» Goal
Write out each line that follows exactly as it stands, without the pictures.
=====
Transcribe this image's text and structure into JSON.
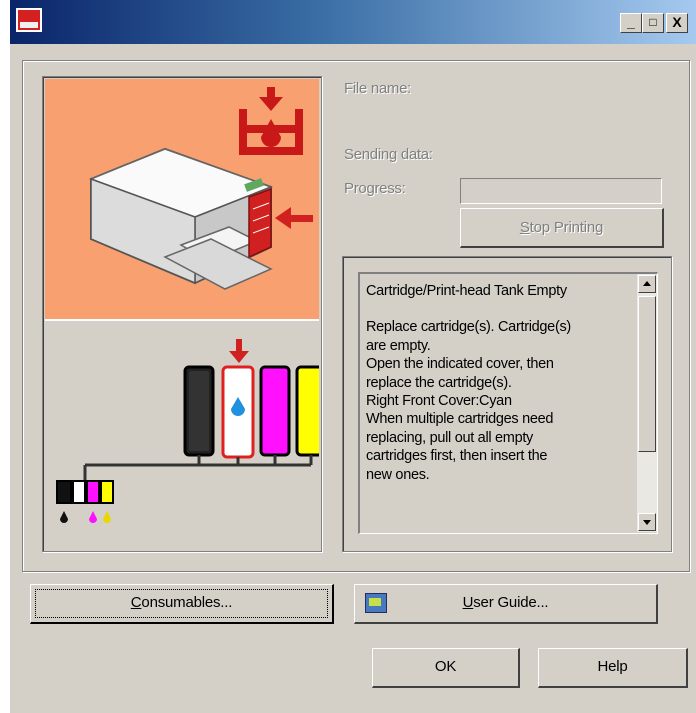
{
  "window": {
    "icon": "printer-status-icon",
    "controls": {
      "minimize": "_",
      "maximize": "□",
      "close": "X"
    }
  },
  "status": {
    "file_name_label": "File name:",
    "sending_data_label": "Sending data:",
    "progress_label": "Progress:",
    "stop_printing": {
      "hotkey": "S",
      "rest": "top Printing"
    }
  },
  "message": {
    "heading": "Cartridge/Print-head Tank Empty",
    "lines": [
      "Replace cartridge(s). Cartridge(s)",
      "are empty.",
      "Open the indicated cover, then",
      "replace the cartridge(s).",
      "Right Front Cover:Cyan",
      "When multiple cartridges need",
      "replacing, pull out all empty",
      "cartridges first, then insert the",
      "new ones."
    ]
  },
  "illustration": {
    "printer": "printer-with-open-cover-icon",
    "tank": "ink-tank-drop-icon",
    "cartridges": [
      {
        "name": "black",
        "color": "#222222",
        "empty": false
      },
      {
        "name": "cyan",
        "color": "#ffffff",
        "empty": true
      },
      {
        "name": "magenta",
        "color": "#ff10ff",
        "empty": false
      },
      {
        "name": "yellow",
        "color": "#ffff00",
        "empty": false
      }
    ],
    "highlight_color": "#e02020"
  },
  "buttons": {
    "consumables": {
      "hotkey": "C",
      "rest": "onsumables..."
    },
    "user_guide": {
      "hotkey": "U",
      "rest": "ser Guide..."
    },
    "ok": "OK",
    "help": "Help"
  }
}
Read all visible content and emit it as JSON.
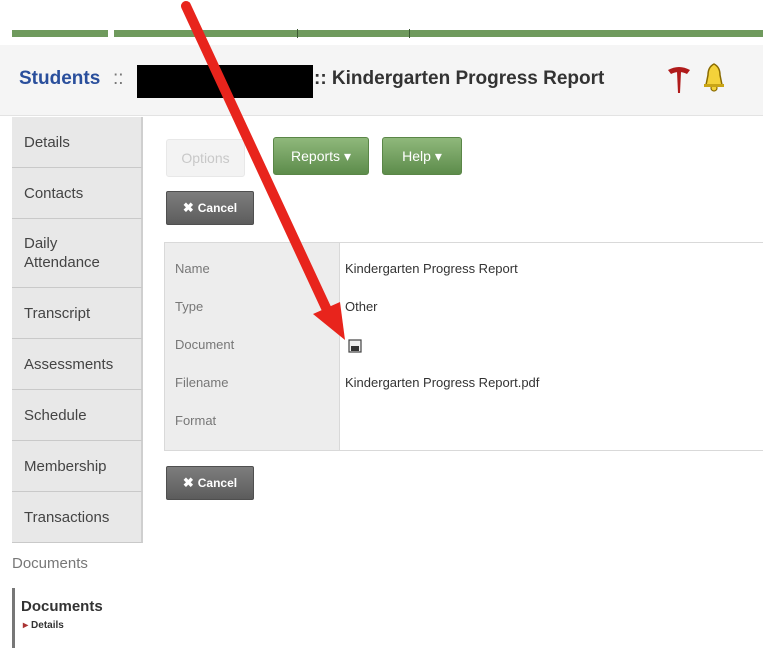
=====
» Response below
Transcribe this image's text and structure into JSON.
{
  "window": {
    "icon": "printer-status-icon",
    "controls": {
      "minimize": "_",
      "maximize": "□",
      "close": "X"
    }
  },
  "status": {
    "file_name_label": "File name:",
    "sending_data_label": "Sending data:",
    "progress_label": "Progress:",
    "stop_printing": {
      "hotkey": "S",
      "rest": "top Printing"
    }
  },
  "message": {
    "heading": "Cartridge/Print-head Tank Empty",
    "lines": [
      "Replace cartridge(s). Cartridge(s)",
      "are empty.",
      "Open the indicated cover, then",
      "replace the cartridge(s).",
      "Right Front Cover:Cyan",
      "When multiple cartridges need",
      "replacing, pull out all empty",
      "cartridges first, then insert the",
      "new ones."
    ]
  },
  "illustration": {
    "printer": "printer-with-open-cover-icon",
    "tank": "ink-tank-drop-icon",
    "cartridges": [
      {
        "name": "black",
        "color": "#222222",
        "empty": false
      },
      {
        "name": "cyan",
        "color": "#ffffff",
        "empty": true
      },
      {
        "name": "magenta",
        "color": "#ff10ff",
        "empty": false
      },
      {
        "name": "yellow",
        "color": "#ffff00",
        "empty": false
      }
    ],
    "highlight_color": "#e02020"
  },
  "buttons": {
    "consumables": {
      "hotkey": "C",
      "rest": "onsumables..."
    },
    "user_guide": {
      "hotkey": "U",
      "rest": "ser Guide..."
    },
    "ok": "OK",
    "help": "Help"
  }
}
Read all visible content and emit it as JSON.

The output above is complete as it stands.